Text —
• • • • •
A number of studies have suggested that protein is the most important macronutrient mediating satiety and leads to increased weight loss with retention of lean body mass. Single meals with increased protein to carbohydrate ratios have also been shown to increase satiety and decrease food intake [5, 6], resulting in both improved weight loss and improved maintenance of weight loss [7–9]. Meal replacement simplifies the weight loss regimens by replacing one or two meals a day with a product of defined nutrient and calorie content. MR leads to increased weight losses over twelve weeks compared to simply restricting favorite food intakes, and weight losses have been maintained for up to five years using MR [10]
An increase in dietary protein content has been proposed to be effective for body weight regulation through effects on satiety, thermogenesis and substrate partitioning. Protein has specific effects on satiety hormones, including PYY 3–36 [11]. When protein replaces carbohydrate within a low-fat diet, reduced insulinemic and glycemic responses have been observed resulting in increased fat oxidation [12]
The present study was designed to test the hypothesis that simply increasing the protein content of a meal replacement (MR) within a high protein diet without the knowledge of the participant would result in increased weight loss and improved retention of lean body mass in the absence of a resistance exercise program by comparison to standard MR within a standard protein diet. To test the hypothesis, a soy and whey protein powder was used to enrich a standard MR shake in one arm compared to a carbohydrate "placebo" powder added to the same MR shake in the other arm. This novel approach has not been tested previously to our knowledge. To minimize variations based on body composition, the diets were also adjusted so that each subject was instructed to follow a diet which provided either 2.2 gm/kg lean body mass protein in the high protein (HP) group or 1.1 gm protein/kg lean body mass in the standard protein (SP) group. Patients received dietary instruction at baseline, and met with the dietitian at weeks 2, 4 and 8 to assess general compliance and to provide additional supplies of the MR products. Therefore, this study examines the effectiveness of protein enrichment of MR in a realistic outpatient setting on weight loss and retention of lean body mass.
• • • • •
Records shown —
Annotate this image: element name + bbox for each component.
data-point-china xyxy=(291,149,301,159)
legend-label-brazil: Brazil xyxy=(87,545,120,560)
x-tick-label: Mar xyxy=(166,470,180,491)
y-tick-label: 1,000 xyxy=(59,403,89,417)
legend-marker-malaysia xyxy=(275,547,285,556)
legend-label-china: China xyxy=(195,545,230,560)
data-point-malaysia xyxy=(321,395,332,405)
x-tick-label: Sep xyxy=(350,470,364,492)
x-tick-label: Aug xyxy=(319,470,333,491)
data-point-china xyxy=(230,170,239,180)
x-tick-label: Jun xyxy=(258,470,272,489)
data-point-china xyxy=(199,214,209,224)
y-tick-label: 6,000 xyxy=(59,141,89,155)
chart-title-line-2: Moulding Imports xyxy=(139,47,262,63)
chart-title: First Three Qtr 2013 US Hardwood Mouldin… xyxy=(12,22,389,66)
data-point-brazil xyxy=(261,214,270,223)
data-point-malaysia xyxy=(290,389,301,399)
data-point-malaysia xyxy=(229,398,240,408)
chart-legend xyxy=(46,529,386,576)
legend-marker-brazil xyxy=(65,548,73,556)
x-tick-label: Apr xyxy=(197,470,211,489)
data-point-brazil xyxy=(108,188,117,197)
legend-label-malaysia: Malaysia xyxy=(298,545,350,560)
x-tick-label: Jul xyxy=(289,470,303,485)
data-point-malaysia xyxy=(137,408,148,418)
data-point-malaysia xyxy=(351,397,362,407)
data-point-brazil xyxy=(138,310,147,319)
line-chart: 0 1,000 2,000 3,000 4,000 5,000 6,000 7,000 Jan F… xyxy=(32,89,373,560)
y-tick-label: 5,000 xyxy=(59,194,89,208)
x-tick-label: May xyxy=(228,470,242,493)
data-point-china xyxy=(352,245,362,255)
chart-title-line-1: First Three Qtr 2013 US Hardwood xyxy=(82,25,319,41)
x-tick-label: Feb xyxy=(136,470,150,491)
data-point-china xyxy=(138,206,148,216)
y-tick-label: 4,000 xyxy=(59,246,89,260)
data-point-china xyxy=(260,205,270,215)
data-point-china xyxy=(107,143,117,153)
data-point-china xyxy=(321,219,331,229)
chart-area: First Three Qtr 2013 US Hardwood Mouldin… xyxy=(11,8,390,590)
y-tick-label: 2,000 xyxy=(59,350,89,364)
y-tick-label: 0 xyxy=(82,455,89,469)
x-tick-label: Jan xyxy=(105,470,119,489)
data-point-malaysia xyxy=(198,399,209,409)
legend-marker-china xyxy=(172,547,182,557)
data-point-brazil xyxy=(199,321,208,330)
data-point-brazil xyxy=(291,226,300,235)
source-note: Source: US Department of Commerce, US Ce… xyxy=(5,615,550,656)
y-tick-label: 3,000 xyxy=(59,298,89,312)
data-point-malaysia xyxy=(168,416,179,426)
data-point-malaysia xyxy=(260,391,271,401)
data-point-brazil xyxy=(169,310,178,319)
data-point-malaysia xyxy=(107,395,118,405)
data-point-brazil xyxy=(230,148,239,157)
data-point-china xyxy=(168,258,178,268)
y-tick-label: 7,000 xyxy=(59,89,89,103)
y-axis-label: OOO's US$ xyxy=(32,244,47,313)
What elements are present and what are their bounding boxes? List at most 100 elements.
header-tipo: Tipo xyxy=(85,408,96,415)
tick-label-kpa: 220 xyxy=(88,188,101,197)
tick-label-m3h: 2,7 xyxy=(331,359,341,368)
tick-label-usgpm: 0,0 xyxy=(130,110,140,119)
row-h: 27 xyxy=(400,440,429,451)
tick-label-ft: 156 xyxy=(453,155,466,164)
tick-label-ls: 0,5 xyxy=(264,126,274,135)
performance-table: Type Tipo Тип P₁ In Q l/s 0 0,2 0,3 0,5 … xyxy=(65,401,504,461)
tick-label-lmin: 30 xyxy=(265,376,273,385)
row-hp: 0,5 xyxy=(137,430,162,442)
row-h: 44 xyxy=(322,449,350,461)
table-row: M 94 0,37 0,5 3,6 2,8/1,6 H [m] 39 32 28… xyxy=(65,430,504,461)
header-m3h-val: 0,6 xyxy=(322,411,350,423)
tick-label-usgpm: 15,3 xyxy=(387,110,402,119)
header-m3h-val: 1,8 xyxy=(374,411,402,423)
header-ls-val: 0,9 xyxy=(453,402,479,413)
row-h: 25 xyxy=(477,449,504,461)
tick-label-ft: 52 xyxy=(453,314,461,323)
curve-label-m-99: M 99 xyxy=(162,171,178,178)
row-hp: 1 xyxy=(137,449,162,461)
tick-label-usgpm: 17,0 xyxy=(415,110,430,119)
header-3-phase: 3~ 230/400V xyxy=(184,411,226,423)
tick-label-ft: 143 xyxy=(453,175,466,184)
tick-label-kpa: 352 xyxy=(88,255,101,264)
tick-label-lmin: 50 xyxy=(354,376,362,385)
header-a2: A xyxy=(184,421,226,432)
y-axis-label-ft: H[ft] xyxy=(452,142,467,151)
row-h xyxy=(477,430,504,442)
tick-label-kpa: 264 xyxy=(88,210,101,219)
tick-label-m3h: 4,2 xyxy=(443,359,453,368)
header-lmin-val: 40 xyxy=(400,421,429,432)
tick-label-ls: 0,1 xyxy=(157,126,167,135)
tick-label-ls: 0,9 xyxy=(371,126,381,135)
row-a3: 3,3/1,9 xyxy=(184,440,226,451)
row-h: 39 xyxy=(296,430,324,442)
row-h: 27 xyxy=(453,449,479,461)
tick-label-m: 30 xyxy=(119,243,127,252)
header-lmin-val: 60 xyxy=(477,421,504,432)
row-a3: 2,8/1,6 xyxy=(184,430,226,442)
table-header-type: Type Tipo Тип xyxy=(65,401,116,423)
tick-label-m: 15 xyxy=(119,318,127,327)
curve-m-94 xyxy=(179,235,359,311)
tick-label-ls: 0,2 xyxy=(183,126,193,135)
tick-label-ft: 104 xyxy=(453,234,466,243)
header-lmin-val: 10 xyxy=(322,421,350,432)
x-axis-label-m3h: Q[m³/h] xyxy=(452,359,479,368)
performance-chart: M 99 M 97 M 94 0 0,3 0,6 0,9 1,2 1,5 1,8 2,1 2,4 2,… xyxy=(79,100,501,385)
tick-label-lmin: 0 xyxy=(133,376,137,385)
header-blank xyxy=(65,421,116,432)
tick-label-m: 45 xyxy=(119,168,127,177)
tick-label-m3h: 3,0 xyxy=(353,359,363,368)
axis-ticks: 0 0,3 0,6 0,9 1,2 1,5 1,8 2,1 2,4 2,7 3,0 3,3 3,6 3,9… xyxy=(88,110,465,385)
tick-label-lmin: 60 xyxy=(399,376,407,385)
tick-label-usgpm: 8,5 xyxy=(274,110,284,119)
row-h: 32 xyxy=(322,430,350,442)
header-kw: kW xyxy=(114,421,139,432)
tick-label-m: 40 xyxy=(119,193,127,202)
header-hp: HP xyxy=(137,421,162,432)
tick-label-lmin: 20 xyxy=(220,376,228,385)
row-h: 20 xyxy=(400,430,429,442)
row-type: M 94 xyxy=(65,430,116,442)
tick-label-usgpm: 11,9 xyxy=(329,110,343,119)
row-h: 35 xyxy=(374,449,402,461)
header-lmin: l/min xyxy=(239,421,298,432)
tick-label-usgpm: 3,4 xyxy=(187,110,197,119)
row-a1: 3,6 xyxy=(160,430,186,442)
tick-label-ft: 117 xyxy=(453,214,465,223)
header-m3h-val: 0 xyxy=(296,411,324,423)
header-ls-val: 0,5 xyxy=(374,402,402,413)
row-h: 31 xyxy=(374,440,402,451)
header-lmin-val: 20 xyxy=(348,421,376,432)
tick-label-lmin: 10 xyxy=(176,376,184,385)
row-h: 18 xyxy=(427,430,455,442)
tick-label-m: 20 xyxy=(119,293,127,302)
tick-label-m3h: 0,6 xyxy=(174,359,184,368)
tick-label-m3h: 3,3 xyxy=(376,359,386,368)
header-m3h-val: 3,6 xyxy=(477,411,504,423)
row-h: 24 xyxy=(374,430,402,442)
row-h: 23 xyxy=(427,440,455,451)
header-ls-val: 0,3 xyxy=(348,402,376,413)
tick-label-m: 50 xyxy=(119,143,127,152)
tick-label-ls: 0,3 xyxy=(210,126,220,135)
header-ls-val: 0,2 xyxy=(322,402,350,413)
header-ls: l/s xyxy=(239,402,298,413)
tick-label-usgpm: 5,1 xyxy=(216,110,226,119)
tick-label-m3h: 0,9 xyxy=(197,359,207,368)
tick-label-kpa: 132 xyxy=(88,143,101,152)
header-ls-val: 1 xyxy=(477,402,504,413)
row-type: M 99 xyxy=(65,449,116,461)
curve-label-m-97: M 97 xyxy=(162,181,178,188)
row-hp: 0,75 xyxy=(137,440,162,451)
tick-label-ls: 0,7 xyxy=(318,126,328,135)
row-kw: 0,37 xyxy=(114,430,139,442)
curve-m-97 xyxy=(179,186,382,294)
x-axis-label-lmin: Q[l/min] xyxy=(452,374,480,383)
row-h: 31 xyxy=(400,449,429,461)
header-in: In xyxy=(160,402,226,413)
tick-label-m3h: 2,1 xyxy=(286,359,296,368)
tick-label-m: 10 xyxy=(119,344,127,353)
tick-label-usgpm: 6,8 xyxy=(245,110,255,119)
• • • • •
Required tasks —
(a) List the effects through which, according to the passage on protein-enriched meal replacement, an increase in dietary protein has been proposed to regulate body weight.
(b) In the passage on protein-enriched meal replacement, how much protein per kilogram of lean body mass did the high protein group's diet provide?
(c) Go on with the passage on protein-enriched meal replacement, starting after its last sentence.

Answers below —
(a) satiety, thermogenesis, substrate partitioning

(b) 2.2 gm/kg lean body mass

(c)
Methods
Subjects were recruited by public advertisement. Subjects over 30 years of age with a body mass index (BMI) between 27 to 40 kg/m2, and in good health by history, physical examination, and basic laboratory screening (complete blood count, serum chemistries, liver panel, and lipid panel) were selected for study. Subjects with type 2 diabetes or glucose intolerance were excluded as were individuals who regularly drank more than one alcoholic beverage daily,
One hundred men and women who met the selection criteria were randomly assigned to either the HP or SP treatment. This was a single-blinded study. The protein powder jars were labeled as either A or B, depending on their protein content. Subjects were randomized in a 1:1 manner to either HP or SP diet for 12 weeks using a computerized random proportion model. Diet plans were individualized per subject. Caloric intake to achieve weight loss was based on a 500 Kcal deficit of the participants' estimated resting metabolic rate as determined by body composition analysis by bioelectrical impedance.
Participants in the HP group received a diet plan that provided 2.2 grams of protein per kg of LBM while the diet for the SP group provided 1.1 grams of protein per kg of LBM. The meal energy macronutrient composition in the HP group was approximately 30% protein, 30% fat, and 40% carbohydrate. The macronutrient composition in the SP diet was approximately 15% protein, 30% fat, and 55% carbohydrate. Both groups received the same isocaloric MR (Formula 1, Herbalife Intl., Los Angeles) with either a protein supplement for the HP group (Performance Protein Powder, Herbalife Intl., Los Angeles) or with a similar tasting carbohydrate placebo for SP group. Two MR and two meals were eaten daily.
Instructions were provided for preparation of the MR and subjects were advised to consume one MR as a meal and the other as snack. All subjects were given individualized menu plans that incorporated the two MR (one meal and one snack) and included two all-food meals. All participants met individually with a registered dietitian at baseline for dietary instruction, and at 2, 4, and 8 weeks to assess compliance.
Participants were weighed and protein powder meal replacement products were dispensed at each visit to ensure compliance. Subjects were given general advice for increasing their activity level with a goal of 30 minutes of aerobic exercise per day, but no heavy resistance exercise.
Body weight and composition
Subjects were weighed at each visit (Detecto-Medic; Deteco-Scales; Brooklyn, NY) while wearing no shoes and after an overnight fast. Height was measured with a stadiometer (Detecto-Medic; Deteco-Scales; Brooklyn, NY) at week 0. BMI was calculated as weight (kg)/height squared (m). Body composition was determined by bioelectrical impedance analysis (BIA) (310e Bioimpedance analyzer; Biodynamics; Seattle, WA) and was performed at 0 and 12 weeks.
Biochemistry
Fasting blood samples were collected at weeks 0, 4, 8, and 12 for measurement of lipid profiles, blood glucose and liver function tests.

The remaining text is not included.